» Page layout parsing data
»»
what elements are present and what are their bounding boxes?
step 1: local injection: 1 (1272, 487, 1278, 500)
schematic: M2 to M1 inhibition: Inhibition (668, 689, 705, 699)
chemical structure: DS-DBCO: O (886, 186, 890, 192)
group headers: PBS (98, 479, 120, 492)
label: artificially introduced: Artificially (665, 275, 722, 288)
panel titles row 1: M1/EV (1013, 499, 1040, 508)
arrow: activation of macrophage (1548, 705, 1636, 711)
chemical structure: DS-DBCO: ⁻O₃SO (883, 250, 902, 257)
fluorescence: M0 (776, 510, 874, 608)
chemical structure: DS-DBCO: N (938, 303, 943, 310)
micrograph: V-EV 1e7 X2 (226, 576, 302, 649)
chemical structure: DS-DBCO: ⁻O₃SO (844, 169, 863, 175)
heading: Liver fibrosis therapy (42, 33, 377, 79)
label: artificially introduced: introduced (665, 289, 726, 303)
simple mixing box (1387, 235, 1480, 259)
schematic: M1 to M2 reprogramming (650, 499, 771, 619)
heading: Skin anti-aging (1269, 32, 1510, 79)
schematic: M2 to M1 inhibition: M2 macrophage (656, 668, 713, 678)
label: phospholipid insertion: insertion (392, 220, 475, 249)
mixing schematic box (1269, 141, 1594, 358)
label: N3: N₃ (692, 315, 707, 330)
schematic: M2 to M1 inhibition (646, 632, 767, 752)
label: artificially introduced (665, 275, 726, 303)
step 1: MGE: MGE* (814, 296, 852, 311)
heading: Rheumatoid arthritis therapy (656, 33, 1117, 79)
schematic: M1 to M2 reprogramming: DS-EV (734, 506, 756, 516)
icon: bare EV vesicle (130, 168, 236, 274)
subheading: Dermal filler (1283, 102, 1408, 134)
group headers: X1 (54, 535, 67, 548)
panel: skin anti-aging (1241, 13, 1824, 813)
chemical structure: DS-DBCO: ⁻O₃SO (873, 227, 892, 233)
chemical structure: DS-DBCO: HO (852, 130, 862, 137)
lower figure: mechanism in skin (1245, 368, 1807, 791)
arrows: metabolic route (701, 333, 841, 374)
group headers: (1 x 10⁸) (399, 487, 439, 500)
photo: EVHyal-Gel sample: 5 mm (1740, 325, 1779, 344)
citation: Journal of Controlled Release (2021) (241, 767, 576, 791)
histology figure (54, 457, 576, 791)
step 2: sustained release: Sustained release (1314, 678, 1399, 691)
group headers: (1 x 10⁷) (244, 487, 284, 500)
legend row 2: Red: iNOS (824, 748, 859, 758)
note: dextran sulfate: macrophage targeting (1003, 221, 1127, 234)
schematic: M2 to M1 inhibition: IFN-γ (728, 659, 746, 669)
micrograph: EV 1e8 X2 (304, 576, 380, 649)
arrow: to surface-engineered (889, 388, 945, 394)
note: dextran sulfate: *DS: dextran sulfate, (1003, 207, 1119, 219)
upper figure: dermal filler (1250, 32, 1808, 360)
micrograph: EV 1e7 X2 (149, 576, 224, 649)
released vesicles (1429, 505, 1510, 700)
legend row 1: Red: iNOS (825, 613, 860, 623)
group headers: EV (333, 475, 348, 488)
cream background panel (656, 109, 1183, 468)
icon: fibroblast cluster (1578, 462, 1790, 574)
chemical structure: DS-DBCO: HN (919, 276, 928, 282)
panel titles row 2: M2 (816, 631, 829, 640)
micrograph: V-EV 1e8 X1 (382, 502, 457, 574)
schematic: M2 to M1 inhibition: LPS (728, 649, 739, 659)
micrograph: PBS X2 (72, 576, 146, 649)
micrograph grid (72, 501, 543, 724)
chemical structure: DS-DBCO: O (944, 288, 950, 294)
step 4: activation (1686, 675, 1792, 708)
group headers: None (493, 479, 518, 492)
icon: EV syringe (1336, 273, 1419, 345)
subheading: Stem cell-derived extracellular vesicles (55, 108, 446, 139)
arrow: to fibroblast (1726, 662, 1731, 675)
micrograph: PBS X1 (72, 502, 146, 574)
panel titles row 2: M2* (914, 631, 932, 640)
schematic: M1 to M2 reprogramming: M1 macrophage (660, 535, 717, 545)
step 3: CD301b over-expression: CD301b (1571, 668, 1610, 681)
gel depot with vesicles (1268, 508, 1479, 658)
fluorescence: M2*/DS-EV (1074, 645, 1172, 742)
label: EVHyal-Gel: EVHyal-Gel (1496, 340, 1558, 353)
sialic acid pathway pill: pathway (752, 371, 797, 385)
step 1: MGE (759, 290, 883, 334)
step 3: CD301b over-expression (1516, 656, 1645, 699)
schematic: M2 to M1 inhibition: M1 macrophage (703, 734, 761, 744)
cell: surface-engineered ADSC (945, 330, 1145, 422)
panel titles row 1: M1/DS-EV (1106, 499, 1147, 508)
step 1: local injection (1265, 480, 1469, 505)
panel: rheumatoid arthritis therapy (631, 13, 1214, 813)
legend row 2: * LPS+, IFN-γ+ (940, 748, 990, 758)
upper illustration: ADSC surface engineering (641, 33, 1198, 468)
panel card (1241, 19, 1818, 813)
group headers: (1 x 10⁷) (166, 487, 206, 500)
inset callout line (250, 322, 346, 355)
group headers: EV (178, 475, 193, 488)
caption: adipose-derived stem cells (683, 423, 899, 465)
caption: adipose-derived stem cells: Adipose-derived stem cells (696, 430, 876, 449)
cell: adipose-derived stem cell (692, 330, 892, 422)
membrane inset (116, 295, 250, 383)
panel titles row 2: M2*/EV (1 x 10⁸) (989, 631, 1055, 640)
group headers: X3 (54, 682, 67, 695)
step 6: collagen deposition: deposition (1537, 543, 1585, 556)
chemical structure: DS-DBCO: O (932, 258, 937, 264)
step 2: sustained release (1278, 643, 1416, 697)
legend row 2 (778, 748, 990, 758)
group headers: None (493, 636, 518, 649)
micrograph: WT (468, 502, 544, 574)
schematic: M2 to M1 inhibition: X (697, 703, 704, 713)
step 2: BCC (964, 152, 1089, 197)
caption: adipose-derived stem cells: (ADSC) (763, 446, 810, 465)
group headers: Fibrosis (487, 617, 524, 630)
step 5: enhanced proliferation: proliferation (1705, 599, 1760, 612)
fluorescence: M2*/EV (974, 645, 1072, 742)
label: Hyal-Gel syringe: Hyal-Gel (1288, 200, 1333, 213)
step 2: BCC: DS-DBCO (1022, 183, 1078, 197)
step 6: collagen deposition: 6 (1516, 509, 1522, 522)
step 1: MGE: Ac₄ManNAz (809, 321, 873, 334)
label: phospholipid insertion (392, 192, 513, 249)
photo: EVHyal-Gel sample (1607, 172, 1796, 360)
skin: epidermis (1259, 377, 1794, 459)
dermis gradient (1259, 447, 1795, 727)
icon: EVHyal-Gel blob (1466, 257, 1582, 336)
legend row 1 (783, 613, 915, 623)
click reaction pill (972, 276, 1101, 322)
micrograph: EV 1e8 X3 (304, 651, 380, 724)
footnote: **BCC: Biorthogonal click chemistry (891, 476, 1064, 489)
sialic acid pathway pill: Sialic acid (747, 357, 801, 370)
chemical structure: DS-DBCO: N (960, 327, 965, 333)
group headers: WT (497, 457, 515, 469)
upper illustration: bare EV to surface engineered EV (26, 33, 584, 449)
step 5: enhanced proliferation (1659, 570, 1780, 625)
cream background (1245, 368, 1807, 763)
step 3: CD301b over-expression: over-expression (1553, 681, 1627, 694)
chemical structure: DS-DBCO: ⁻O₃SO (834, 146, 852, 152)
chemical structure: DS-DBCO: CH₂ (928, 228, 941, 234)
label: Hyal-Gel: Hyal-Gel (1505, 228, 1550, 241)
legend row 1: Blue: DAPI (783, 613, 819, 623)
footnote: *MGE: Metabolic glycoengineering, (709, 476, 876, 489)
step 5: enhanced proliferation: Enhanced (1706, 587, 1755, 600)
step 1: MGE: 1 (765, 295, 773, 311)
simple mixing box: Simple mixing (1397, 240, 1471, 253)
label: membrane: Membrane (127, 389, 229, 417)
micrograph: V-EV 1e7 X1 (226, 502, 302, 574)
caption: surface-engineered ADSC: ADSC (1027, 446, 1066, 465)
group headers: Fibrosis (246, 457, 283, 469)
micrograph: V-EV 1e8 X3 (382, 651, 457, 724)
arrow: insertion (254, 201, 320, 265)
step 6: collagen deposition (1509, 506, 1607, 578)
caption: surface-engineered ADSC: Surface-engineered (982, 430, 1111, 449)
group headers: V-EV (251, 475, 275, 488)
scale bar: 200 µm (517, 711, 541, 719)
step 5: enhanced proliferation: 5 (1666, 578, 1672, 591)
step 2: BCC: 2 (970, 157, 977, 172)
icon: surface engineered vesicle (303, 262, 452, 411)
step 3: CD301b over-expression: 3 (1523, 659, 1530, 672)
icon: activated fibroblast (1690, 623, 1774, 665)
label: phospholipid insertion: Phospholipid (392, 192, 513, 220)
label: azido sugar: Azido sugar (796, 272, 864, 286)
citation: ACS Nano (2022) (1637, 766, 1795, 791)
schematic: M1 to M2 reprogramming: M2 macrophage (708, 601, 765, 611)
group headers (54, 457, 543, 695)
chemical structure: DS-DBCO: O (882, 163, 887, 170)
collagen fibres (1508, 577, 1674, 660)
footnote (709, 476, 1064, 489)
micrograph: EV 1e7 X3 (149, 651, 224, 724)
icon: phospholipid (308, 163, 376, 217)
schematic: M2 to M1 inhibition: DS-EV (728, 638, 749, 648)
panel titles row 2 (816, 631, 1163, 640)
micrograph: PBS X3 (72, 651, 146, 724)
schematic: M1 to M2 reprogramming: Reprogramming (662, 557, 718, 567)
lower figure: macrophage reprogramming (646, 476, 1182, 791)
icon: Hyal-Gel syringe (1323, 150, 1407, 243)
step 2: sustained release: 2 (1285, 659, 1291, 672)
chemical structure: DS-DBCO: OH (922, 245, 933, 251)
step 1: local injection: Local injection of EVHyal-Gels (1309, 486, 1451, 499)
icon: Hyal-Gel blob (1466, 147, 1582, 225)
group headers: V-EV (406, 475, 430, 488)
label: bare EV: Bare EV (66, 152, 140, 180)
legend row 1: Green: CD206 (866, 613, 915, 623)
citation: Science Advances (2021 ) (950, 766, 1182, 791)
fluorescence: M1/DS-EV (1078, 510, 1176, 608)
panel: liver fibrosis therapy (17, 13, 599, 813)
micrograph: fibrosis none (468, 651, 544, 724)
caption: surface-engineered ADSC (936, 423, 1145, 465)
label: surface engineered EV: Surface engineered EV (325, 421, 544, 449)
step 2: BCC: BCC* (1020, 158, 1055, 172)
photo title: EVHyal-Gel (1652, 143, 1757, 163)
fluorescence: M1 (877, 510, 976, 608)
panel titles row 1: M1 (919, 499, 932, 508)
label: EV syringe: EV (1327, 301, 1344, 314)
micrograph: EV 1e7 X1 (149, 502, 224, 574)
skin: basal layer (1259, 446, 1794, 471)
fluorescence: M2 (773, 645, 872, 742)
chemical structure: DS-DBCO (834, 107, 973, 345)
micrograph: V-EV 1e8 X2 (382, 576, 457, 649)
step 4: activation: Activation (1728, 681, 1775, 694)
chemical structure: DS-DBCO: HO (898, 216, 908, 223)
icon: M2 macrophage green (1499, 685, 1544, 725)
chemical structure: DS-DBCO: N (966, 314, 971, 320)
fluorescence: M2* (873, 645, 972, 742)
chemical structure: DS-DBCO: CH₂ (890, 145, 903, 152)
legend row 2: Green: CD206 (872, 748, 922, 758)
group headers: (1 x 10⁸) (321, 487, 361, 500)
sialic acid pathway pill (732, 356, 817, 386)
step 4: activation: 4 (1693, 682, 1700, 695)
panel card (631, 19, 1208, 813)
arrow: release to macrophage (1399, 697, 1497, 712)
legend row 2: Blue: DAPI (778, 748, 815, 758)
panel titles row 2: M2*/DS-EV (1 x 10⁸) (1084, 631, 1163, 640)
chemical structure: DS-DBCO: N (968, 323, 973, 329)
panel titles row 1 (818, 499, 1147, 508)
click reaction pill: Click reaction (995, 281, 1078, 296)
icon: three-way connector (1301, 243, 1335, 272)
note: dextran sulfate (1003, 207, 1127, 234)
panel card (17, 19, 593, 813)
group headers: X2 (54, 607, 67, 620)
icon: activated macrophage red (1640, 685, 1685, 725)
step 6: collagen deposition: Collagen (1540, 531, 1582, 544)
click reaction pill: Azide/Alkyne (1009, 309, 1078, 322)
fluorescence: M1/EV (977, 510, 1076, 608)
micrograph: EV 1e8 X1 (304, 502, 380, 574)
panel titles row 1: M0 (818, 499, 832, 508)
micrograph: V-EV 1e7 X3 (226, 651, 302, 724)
««
» What this task involves
What is needed is the number of lines in these entries that include the word "reprogramming"; please give it alone.

» Response to this task
6